CHALLENGE -> In the data that follows, count the lines in which the word "mari" occurs, and report that figure alone.

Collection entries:
· · · · · · ·

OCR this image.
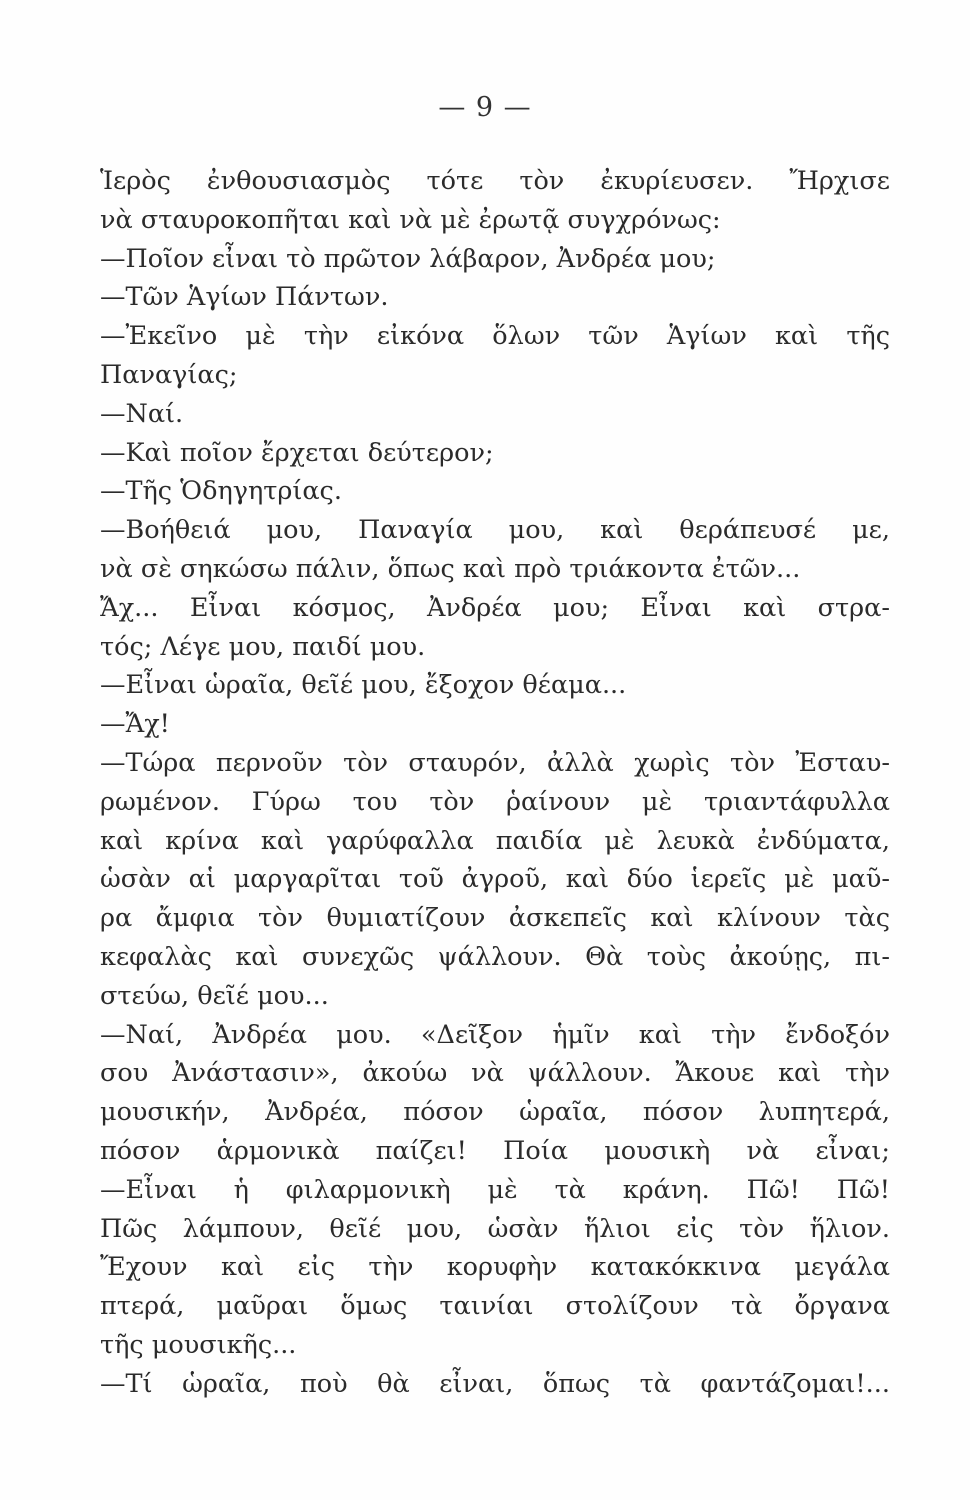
— 9 —
Ἱερὸς ἐνθουσιασμὸς τότε τὸν ἐκυρίευσεν. Ἤρχισε
νὰ σταυροκοπῆται καὶ νὰ μὲ ἐρωτᾷ συγχρόνως:
—Ποῖον εἶναι τὸ πρῶτον λάβαρον, Ἀνδρέα μου;
—Τῶν Ἁγίων Πάντων.
—Ἐκεῖνο μὲ τὴν εἰκόνα ὅλων τῶν Ἁγίων καὶ τῆς
Παναγίας;
—Ναί.
—Καὶ ποῖον ἔρχεται δεύτερον;
—Τῆς Ὁδηγητρίας.
—Βοήθειά μου, Παναγία μου, καὶ θεράπευσέ με,
νὰ σὲ σηκώσω πάλιν, ὅπως καὶ πρὸ τριάκοντα ἐτῶν...
Ἄχ... Εἶναι κόσμος, Ἀνδρέα μου; Εἶναι καὶ στρα-
τός; Λέγε μου, παιδί μου.
—Εἶναι ὡραῖα, θεῖέ μου, ἔξοχον θέαμα...
—Ἄχ!
—Τώρα περνοῦν τὸν σταυρόν, ἀλλὰ χωρὶς τὸν Ἐσταυ-
ρωμένον. Γύρω του τὸν ῥαίνουν μὲ τριαντάφυλλα
καὶ κρίνα καὶ γαρύφαλλα παιδία μὲ λευκὰ ἐνδύματα,
ὡσὰν αἱ μαργαρῖται τοῦ ἀγροῦ, καὶ δύο ἱερεῖς μὲ μαῦ-
ρα ἄμφια τὸν θυμιατίζουν ἀσκεπεῖς καὶ κλίνουν τὰς
κεφαλὰς καὶ συνεχῶς ψάλλουν. Θὰ τοὺς ἀκούῃς, πι-
στεύω, θεῖέ μου...
—Ναί, Ἀνδρέα μου. «Δεῖξον ἡμῖν καὶ τὴν ἔνδοξόν
σου Ἀνάστασιν», ἀκούω νὰ ψάλλουν. Ἄκουε καὶ τὴν
μουσικήν, Ἀνδρέα, πόσον ὡραῖα, πόσον λυπητερά,
πόσον ἁρμονικὰ παίζει! Ποία μουσικὴ νὰ εἶναι;
—Εἶναι ἡ φιλαρμονικὴ μὲ τὰ κράνη. Πῶ! Πῶ!
Πῶς λάμπουν, θεῖέ μου, ὡσὰν ἥλιοι εἰς τὸν ἥλιον.
Ἔχουν καὶ εἰς τὴν κορυφὴν κατακόκκινα μεγάλα
πτερά, μαῦραι ὅμως ταινίαι στολίζουν τὰ ὄργανα
τῆς μουσικῆς...
—Τί ὡραῖα, ποὺ θὰ εἶναι, ὅπως τὰ φαντάζομαι!...
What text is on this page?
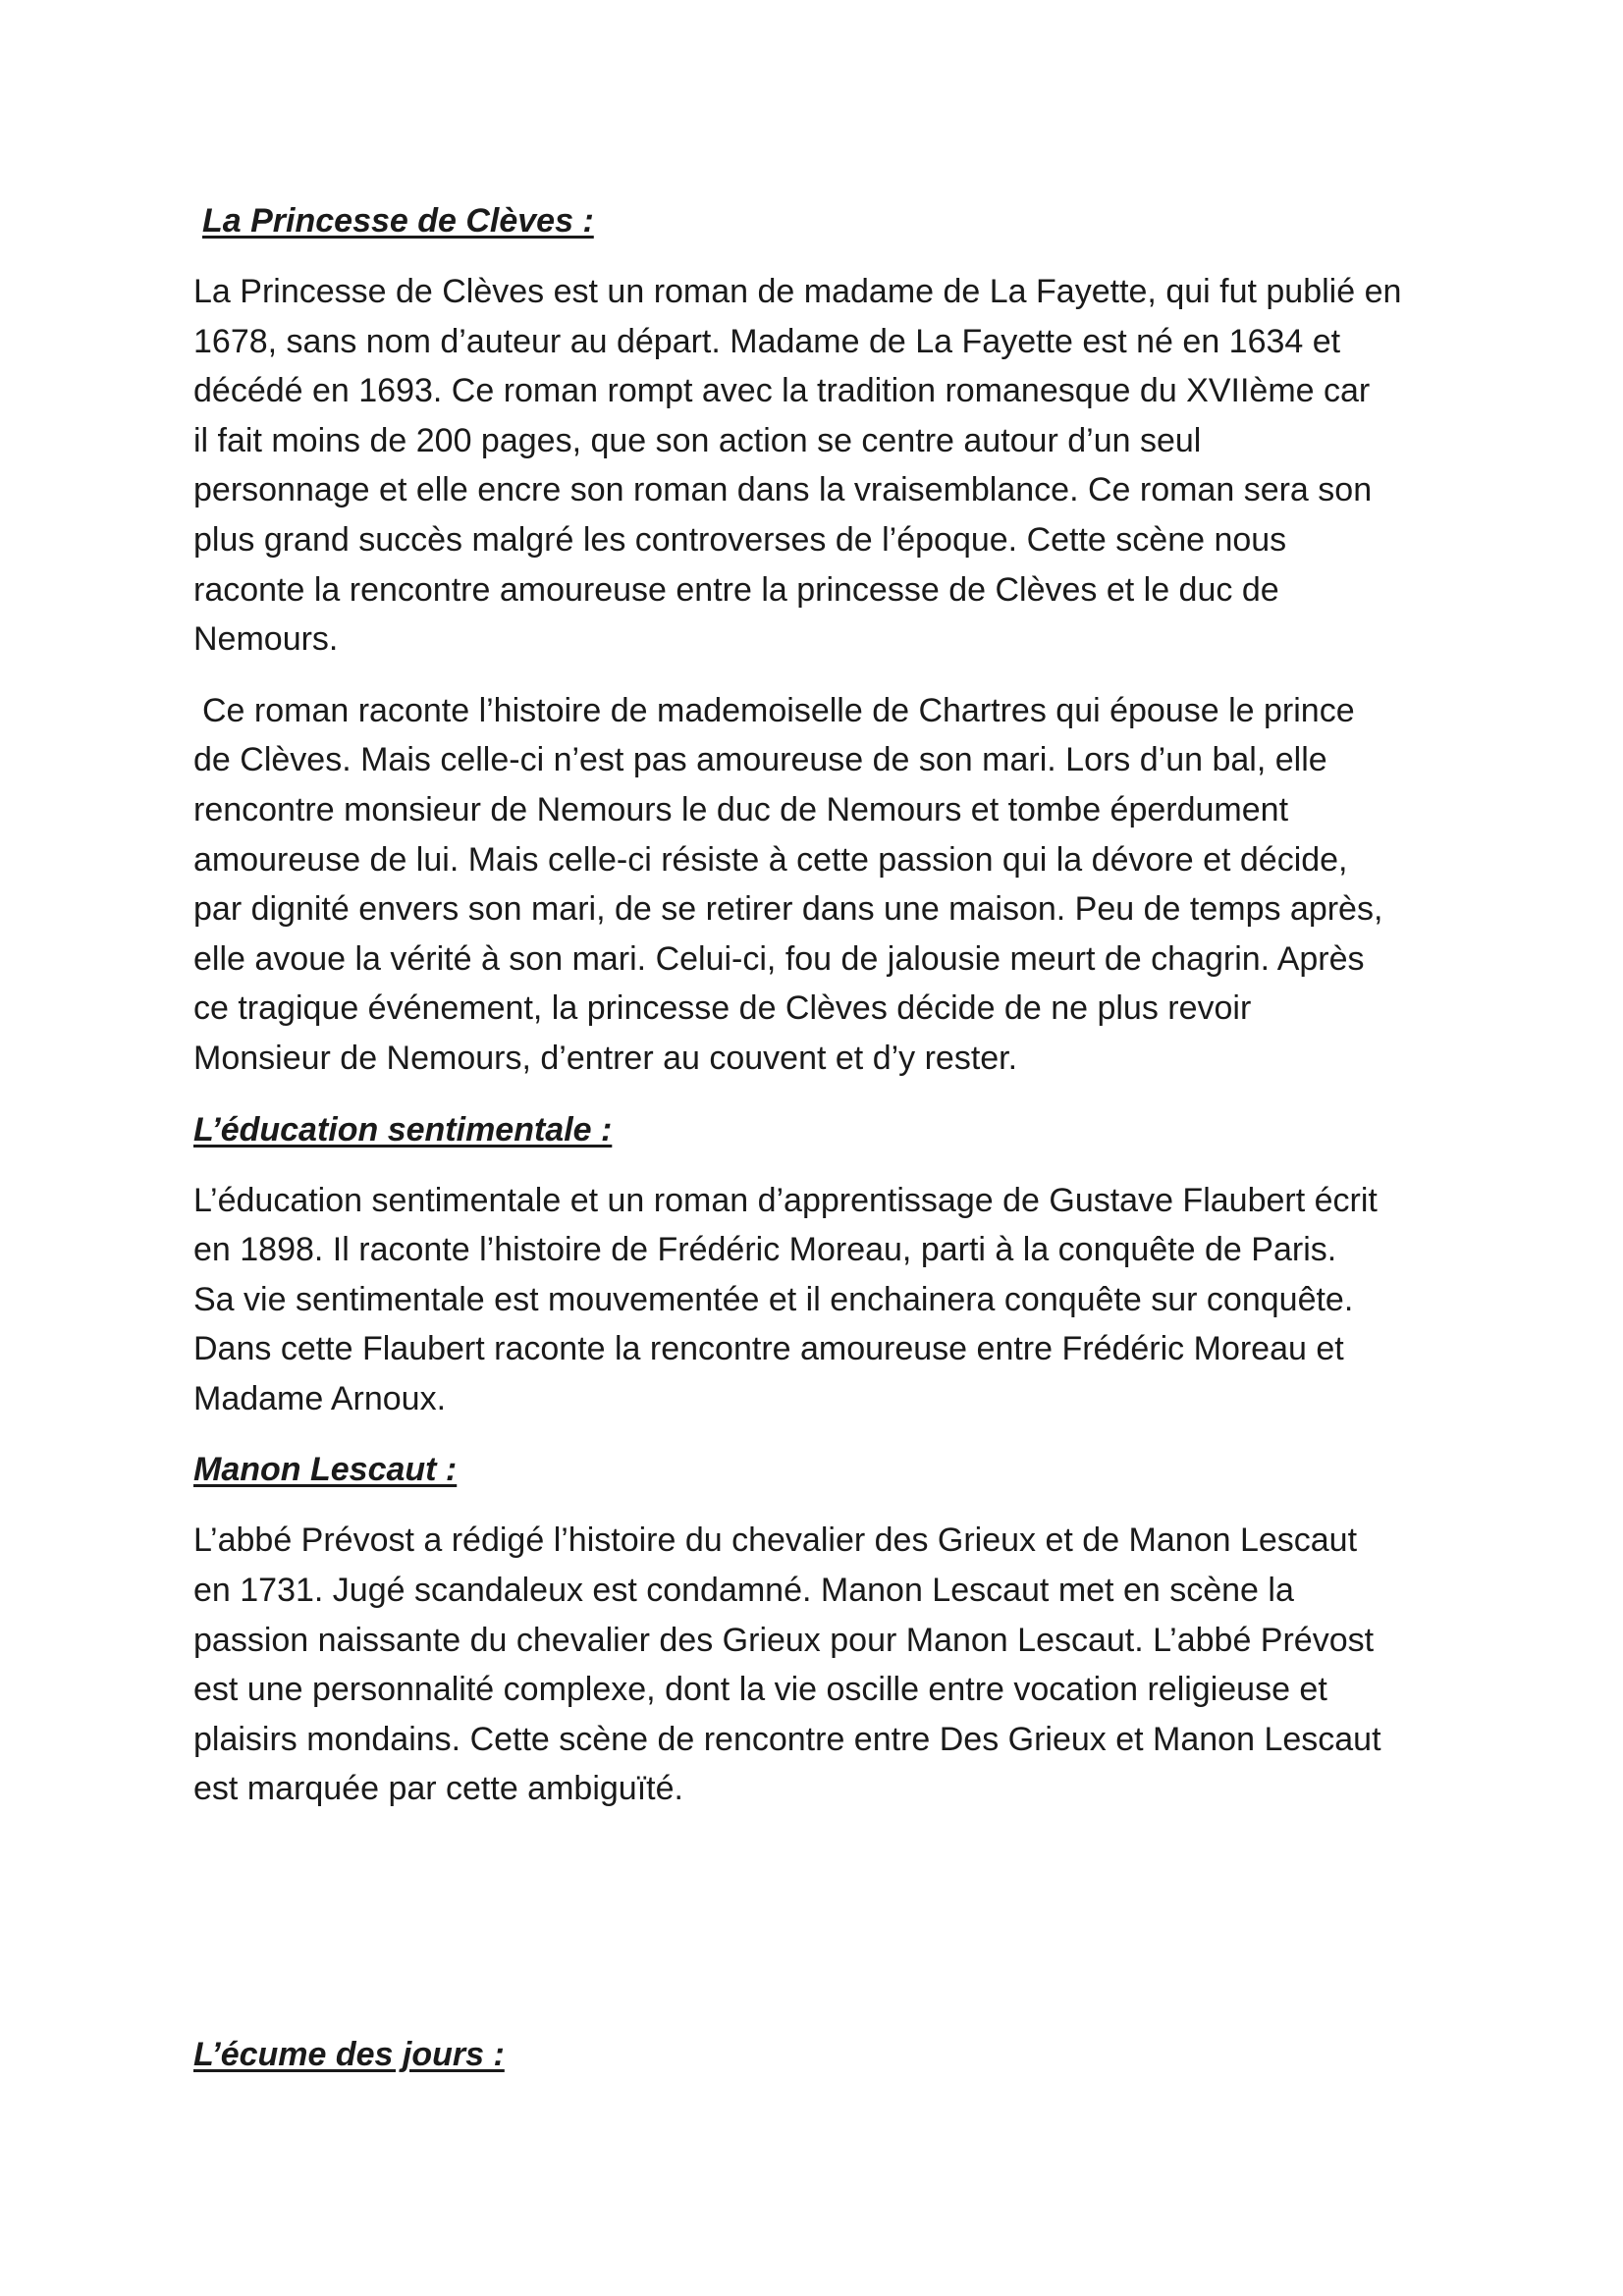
La Princesse de Clèves :
La Princesse de Clèves est un roman de madame de La Fayette, qui fut publié en
1678, sans nom d’auteur au départ. Madame de La Fayette est né en 1634 et
décédé en 1693. Ce roman rompt avec la tradition romanesque du XVIIème car
il fait moins de 200 pages, que son action se centre autour d’un seul
personnage et elle encre son roman dans la vraisemblance. Ce roman sera son
plus grand succès malgré les controverses de l’époque. Cette scène nous
raconte la rencontre amoureuse entre la princesse de Clèves et le duc de
Nemours.
Ce roman raconte l’histoire de mademoiselle de Chartres qui épouse le prince
de Clèves. Mais celle-ci n’est pas amoureuse de son mari. Lors d’un bal, elle
rencontre monsieur de Nemours le duc de Nemours et tombe éperdument
amoureuse de lui. Mais celle-ci résiste à cette passion qui la dévore et décide,
par dignité envers son mari, de se retirer dans une maison. Peu de temps après,
elle avoue la vérité à son mari. Celui-ci, fou de jalousie meurt de chagrin. Après
ce tragique événement, la princesse de Clèves décide de ne plus revoir
Monsieur de Nemours, d’entrer au couvent et d’y rester.
L’éducation sentimentale :
L’éducation sentimentale et un roman d’apprentissage de Gustave Flaubert écrit
en 1898. Il raconte l’histoire de Frédéric Moreau, parti à la conquête de Paris.
Sa vie sentimentale est mouvementée et il enchainera conquête sur conquête.
Dans cette Flaubert raconte la rencontre amoureuse entre Frédéric Moreau et
Madame Arnoux.
Manon Lescaut :
L’abbé Prévost a rédigé l’histoire du chevalier des Grieux et de Manon Lescaut
en 1731. Jugé scandaleux est condamné. Manon Lescaut met en scène la
passion naissante du chevalier des Grieux pour Manon Lescaut. L’abbé Prévost
est une personnalité complexe, dont la vie oscille entre vocation religieuse et
plaisirs mondains. Cette scène de rencontre entre Des Grieux et Manon Lescaut
est marquée par cette ambiguïté.
L’écume des jours :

· · · · · · ·

EXERCISE OUTPUT -> 3